• Instructions for the task: Exactly reproduce each record listed below.

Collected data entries
= = = = =

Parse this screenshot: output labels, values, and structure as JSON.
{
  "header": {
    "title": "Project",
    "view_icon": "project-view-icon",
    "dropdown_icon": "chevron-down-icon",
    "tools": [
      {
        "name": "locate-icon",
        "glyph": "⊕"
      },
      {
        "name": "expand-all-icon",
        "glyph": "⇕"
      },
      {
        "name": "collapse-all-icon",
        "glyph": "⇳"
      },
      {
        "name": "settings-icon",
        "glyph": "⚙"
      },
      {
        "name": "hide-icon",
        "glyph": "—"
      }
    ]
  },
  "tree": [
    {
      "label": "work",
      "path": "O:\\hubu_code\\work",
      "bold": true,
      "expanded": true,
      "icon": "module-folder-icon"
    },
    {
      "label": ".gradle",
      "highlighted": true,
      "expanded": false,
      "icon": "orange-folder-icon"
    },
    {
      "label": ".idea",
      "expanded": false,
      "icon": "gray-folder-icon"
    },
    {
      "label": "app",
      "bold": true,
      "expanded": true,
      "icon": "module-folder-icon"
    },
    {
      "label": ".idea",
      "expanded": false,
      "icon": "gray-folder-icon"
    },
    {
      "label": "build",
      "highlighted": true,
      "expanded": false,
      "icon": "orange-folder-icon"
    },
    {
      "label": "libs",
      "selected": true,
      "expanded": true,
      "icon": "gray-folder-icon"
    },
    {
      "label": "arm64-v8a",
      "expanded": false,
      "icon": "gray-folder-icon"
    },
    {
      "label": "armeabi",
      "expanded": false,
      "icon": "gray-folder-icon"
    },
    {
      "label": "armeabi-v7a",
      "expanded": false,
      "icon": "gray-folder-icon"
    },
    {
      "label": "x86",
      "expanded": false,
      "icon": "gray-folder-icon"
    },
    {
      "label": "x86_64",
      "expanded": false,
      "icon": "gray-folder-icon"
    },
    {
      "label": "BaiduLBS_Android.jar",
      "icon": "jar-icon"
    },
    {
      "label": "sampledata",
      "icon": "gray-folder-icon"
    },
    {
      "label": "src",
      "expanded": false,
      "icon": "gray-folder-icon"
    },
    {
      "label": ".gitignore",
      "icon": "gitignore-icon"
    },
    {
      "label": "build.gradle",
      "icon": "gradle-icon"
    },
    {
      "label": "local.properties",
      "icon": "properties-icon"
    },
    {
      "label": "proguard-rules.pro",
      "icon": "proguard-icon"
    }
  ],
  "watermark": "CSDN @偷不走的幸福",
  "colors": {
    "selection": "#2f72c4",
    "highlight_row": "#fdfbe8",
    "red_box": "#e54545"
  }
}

= = = = =

• Response below:
Parse this screenshot: output labels, values, and structure as JSON.
{
  "header": {
    "title": "Project",
    "view_icon": "project-view-icon",
    "dropdown_icon": "chevron-down-icon",
    "tools": [
      {
        "name": "locate-icon",
        "glyph": "⊕"
      },
      {
        "name": "expand-all-icon",
        "glyph": "⇕"
      },
      {
        "name": "collapse-all-icon",
        "glyph": "⇳"
      },
      {
        "name": "settings-icon",
        "glyph": "⚙"
      },
      {
        "name": "hide-icon",
        "glyph": "—"
      }
    ]
  },
  "tree": [
    {
      "label": "work",
      "path": "O:\\hubu_code\\work",
      "bold": true,
      "expanded": true,
      "icon": "module-folder-icon"
    },
    {
      "label": ".gradle",
      "highlighted": true,
      "expanded": false,
      "icon": "orange-folder-icon"
    },
    {
      "label": ".idea",
      "expanded": false,
      "icon": "gray-folder-icon"
    },
    {
      "label": "app",
      "bold": true,
      "expanded": true,
      "icon": "module-folder-icon"
    },
    {
      "label": ".idea",
      "expanded": false,
      "icon": "gray-folder-icon"
    },
    {
      "label": "build",
      "highlighted": true,
      "expanded": false,
      "icon": "orange-folder-icon"
    },
    {
      "label": "libs",
      "selected": true,
      "expanded": true,
      "icon": "gray-folder-icon"
    },
    {
      "label": "arm64-v8a",
      "expanded": false,
      "icon": "gray-folder-icon"
    },
    {
      "label": "armeabi",
      "expanded": false,
      "icon": "gray-folder-icon"
    },
    {
      "label": "armeabi-v7a",
      "expanded": false,
      "icon": "gray-folder-icon"
    },
    {
      "label": "x86",
      "expanded": false,
      "icon": "gray-folder-icon"
    },
    {
      "label": "x86_64",
      "expanded": false,
      "icon": "gray-folder-icon"
    },
    {
      "label": "BaiduLBS_Android.jar",
      "icon": "jar-icon"
    },
    {
      "label": "sampledata",
      "icon": "gray-folder-icon"
    },
    {
      "label": "src",
      "expanded": false,
      "icon": "gray-folder-icon"
    },
    {
      "label": ".gitignore",
      "icon": "gitignore-icon"
    },
    {
      "label": "build.gradle",
      "icon": "gradle-icon"
    },
    {
      "label": "local.properties",
      "icon": "properties-icon"
    },
    {
      "label": "proguard-rules.pro",
      "icon": "proguard-icon"
    }
  ],
  "watermark": "CSDN @偷不走的幸福",
  "colors": {
    "selection": "#2f72c4",
    "highlight_row": "#fdfbe8",
    "red_box": "#e54545"
  }
}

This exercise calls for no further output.